**Short problem**
Reproduce the data that follows in its entirety, character for character.

(Dataset excerpt)

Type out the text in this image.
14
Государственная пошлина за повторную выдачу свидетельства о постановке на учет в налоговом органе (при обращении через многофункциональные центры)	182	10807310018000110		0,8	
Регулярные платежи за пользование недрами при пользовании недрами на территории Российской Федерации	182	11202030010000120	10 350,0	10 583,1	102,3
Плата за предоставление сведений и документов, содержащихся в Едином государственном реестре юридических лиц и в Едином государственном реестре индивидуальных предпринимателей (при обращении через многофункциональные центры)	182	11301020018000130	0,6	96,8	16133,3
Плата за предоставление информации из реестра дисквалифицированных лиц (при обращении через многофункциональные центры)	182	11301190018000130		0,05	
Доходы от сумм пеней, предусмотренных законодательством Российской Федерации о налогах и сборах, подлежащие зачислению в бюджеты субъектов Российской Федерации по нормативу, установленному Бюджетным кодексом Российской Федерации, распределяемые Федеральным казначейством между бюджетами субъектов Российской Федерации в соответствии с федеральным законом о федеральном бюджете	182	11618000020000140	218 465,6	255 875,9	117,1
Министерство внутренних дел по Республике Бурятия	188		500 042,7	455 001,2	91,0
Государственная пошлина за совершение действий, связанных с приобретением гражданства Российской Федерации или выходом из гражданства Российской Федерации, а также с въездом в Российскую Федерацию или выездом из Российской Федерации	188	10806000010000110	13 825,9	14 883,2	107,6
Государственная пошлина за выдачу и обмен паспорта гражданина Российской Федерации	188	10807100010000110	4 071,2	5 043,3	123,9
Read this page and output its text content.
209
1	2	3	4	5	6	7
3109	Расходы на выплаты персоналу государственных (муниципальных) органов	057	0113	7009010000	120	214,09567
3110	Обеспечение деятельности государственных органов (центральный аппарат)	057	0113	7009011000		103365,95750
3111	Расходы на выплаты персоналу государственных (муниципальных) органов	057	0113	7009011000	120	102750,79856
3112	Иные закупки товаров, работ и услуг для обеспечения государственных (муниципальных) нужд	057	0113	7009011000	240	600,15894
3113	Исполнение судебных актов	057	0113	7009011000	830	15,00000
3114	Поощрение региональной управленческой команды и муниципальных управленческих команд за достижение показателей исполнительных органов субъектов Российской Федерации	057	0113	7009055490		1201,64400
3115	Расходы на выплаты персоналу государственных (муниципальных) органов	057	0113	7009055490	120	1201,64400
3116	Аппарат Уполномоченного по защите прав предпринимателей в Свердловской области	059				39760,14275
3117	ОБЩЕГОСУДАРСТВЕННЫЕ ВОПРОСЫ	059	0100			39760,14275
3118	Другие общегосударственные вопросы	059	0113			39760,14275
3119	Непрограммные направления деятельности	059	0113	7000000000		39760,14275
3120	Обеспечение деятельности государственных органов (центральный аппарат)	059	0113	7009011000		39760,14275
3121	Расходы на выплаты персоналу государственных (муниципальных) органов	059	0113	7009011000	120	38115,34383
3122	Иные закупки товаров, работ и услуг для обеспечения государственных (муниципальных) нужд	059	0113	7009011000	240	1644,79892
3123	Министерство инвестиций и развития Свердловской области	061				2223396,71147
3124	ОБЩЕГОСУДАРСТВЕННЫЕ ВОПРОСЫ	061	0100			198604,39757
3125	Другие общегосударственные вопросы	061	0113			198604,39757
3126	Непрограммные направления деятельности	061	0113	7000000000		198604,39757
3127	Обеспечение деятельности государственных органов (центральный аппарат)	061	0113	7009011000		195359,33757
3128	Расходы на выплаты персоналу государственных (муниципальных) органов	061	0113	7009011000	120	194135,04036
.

**Exercise output**
Type out the text in this image.
14
Государственная пошлина за повторную выдачу свидетельства о постановке на учет в налоговом органе (при обращении через многофункциональные центры)	182	10807310018000110		0,8	
Регулярные платежи за пользование недрами при пользовании недрами на территории Российской Федерации	182	11202030010000120	10 350,0	10 583,1	102,3
Плата за предоставление сведений и документов, содержащихся в Едином государственном реестре юридических лиц и в Едином государственном реестре индивидуальных предпринимателей (при обращении через многофункциональные центры)	182	11301020018000130	0,6	96,8	16133,3
Плата за предоставление информации из реестра дисквалифицированных лиц (при обращении через многофункциональные центры)	182	11301190018000130		0,05	
Доходы от сумм пеней, предусмотренных законодательством Российской Федерации о налогах и сборах, подлежащие зачислению в бюджеты субъектов Российской Федерации по нормативу, установленному Бюджетным кодексом Российской Федерации, распределяемые Федеральным казначейством между бюджетами субъектов Российской Федерации в соответствии с федеральным законом о федеральном бюджете	182	11618000020000140	218 465,6	255 875,9	117,1
Министерство внутренних дел по Республике Бурятия	188		500 042,7	455 001,2	91,0
Государственная пошлина за совершение действий, связанных с приобретением гражданства Российской Федерации или выходом из гражданства Российской Федерации, а также с въездом в Российскую Федерацию или выездом из Российской Федерации	188	10806000010000110	13 825,9	14 883,2	107,6
Государственная пошлина за выдачу и обмен паспорта гражданина Российской Федерации	188	10807100010000110	4 071,2	5 043,3	123,9
Read this page and output its text content.
209
1	2	3	4	5	6	7
3109	Расходы на выплаты персоналу государственных (муниципальных) органов	057	0113	7009010000	120	214,09567
3110	Обеспечение деятельности государственных органов (центральный аппарат)	057	0113	7009011000		103365,95750
3111	Расходы на выплаты персоналу государственных (муниципальных) органов	057	0113	7009011000	120	102750,79856
3112	Иные закупки товаров, работ и услуг для обеспечения государственных (муниципальных) нужд	057	0113	7009011000	240	600,15894
3113	Исполнение судебных актов	057	0113	7009011000	830	15,00000
3114	Поощрение региональной управленческой команды и муниципальных управленческих команд за достижение показателей исполнительных органов субъектов Российской Федерации	057	0113	7009055490		1201,64400
3115	Расходы на выплаты персоналу государственных (муниципальных) органов	057	0113	7009055490	120	1201,64400
3116	Аппарат Уполномоченного по защите прав предпринимателей в Свердловской области	059				39760,14275
3117	ОБЩЕГОСУДАРСТВЕННЫЕ ВОПРОСЫ	059	0100			39760,14275
3118	Другие общегосударственные вопросы	059	0113			39760,14275
3119	Непрограммные направления деятельности	059	0113	7000000000		39760,14275
3120	Обеспечение деятельности государственных органов (центральный аппарат)	059	0113	7009011000		39760,14275
3121	Расходы на выплаты персоналу государственных (муниципальных) органов	059	0113	7009011000	120	38115,34383
3122	Иные закупки товаров, работ и услуг для обеспечения государственных (муниципальных) нужд	059	0113	7009011000	240	1644,79892
3123	Министерство инвестиций и развития Свердловской области	061				2223396,71147
3124	ОБЩЕГОСУДАРСТВЕННЫЕ ВОПРОСЫ	061	0100			198604,39757
3125	Другие общегосударственные вопросы	061	0113			198604,39757
3126	Непрограммные направления деятельности	061	0113	7000000000		198604,39757
3127	Обеспечение деятельности государственных органов (центральный аппарат)	061	0113	7009011000		195359,33757
3128	Расходы на выплаты персоналу государственных (муниципальных) органов	061	0113	7009011000	120	194135,04036
.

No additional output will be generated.